Brief: Working from the material below, print the lines from the line holding "What's the underlying" through its final line, inclusive, exactly and with nothing else; pictures are excluded.

(Records that describe figures)
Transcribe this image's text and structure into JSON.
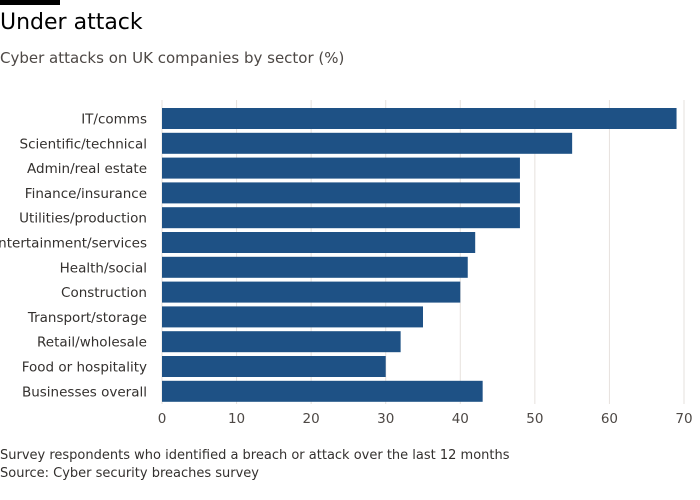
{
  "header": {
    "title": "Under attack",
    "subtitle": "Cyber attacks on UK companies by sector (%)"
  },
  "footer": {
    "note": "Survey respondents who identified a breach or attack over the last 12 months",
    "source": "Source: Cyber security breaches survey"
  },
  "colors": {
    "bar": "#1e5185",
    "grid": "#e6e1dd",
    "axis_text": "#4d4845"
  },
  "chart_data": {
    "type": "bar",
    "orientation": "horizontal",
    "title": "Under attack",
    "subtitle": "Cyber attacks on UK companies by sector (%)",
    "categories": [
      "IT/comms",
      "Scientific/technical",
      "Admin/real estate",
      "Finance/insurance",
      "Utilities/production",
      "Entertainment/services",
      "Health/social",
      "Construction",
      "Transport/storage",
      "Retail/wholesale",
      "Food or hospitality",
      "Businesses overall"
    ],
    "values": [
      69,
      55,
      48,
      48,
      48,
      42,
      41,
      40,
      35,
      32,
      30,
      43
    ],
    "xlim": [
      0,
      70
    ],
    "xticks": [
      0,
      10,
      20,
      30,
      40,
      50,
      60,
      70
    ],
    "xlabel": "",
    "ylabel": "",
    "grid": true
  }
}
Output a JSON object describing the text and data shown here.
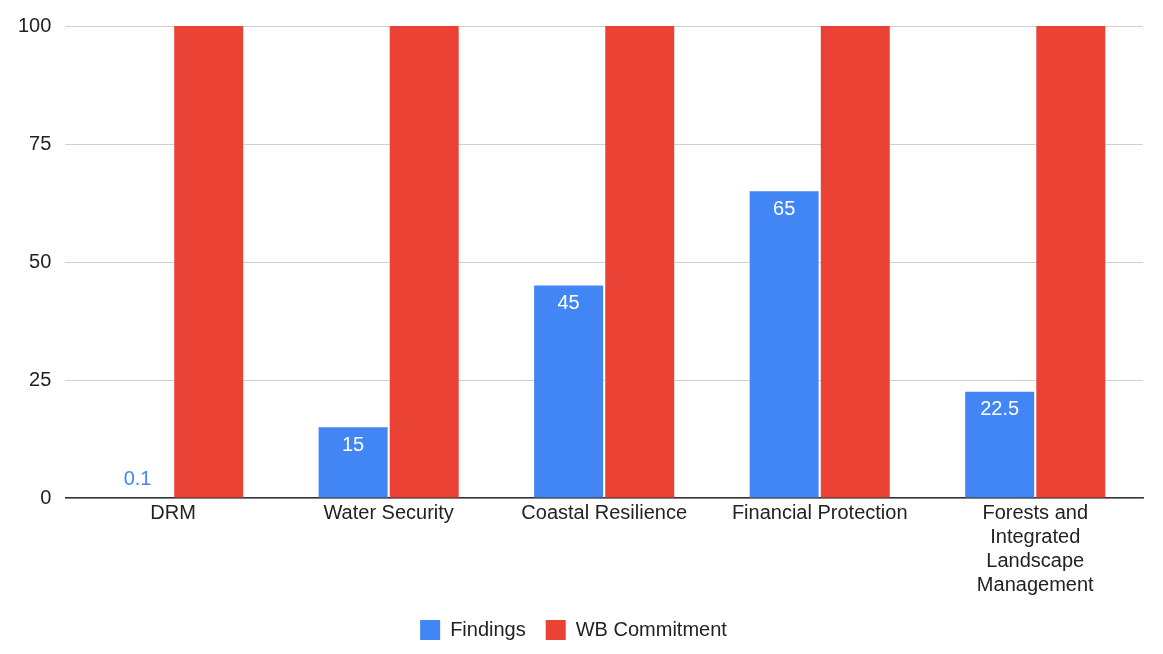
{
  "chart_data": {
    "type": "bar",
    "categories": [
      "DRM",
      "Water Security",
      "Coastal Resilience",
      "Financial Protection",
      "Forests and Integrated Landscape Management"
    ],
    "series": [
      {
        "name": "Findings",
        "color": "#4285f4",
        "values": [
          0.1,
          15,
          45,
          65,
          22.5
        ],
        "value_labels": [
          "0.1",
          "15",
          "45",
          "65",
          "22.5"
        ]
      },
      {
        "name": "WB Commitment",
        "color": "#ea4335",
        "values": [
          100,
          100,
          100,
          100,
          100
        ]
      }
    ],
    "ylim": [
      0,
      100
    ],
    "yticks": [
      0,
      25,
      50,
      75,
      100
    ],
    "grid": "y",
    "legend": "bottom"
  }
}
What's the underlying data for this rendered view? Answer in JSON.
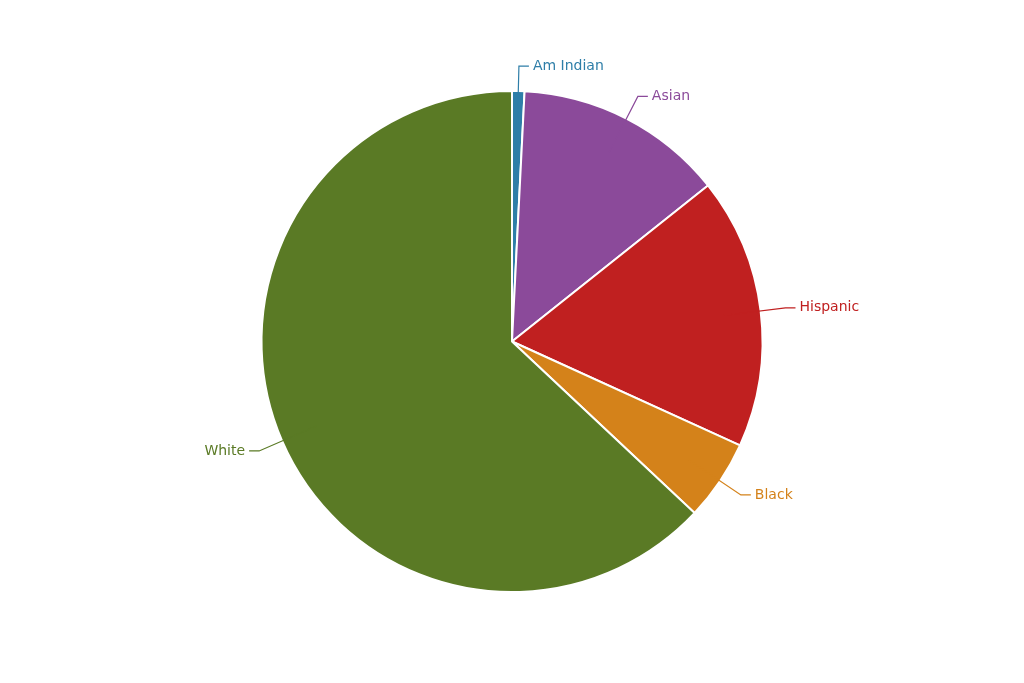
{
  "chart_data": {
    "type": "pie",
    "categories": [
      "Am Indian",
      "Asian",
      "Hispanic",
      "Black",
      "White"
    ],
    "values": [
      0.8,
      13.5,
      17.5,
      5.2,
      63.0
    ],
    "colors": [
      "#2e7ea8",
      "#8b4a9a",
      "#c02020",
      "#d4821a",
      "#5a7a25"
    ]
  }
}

Solved problem:
What's the underlying data for this rendered view? Answer in JSON.
{
  "chart_data": {
    "type": "pie",
    "categories": [
      "Am Indian",
      "Asian",
      "Hispanic",
      "Black",
      "White"
    ],
    "values": [
      0.8,
      13.5,
      17.5,
      5.2,
      63.0
    ],
    "colors": [
      "#2e7ea8",
      "#8b4a9a",
      "#c02020",
      "#d4821a",
      "#5a7a25"
    ]
  }
}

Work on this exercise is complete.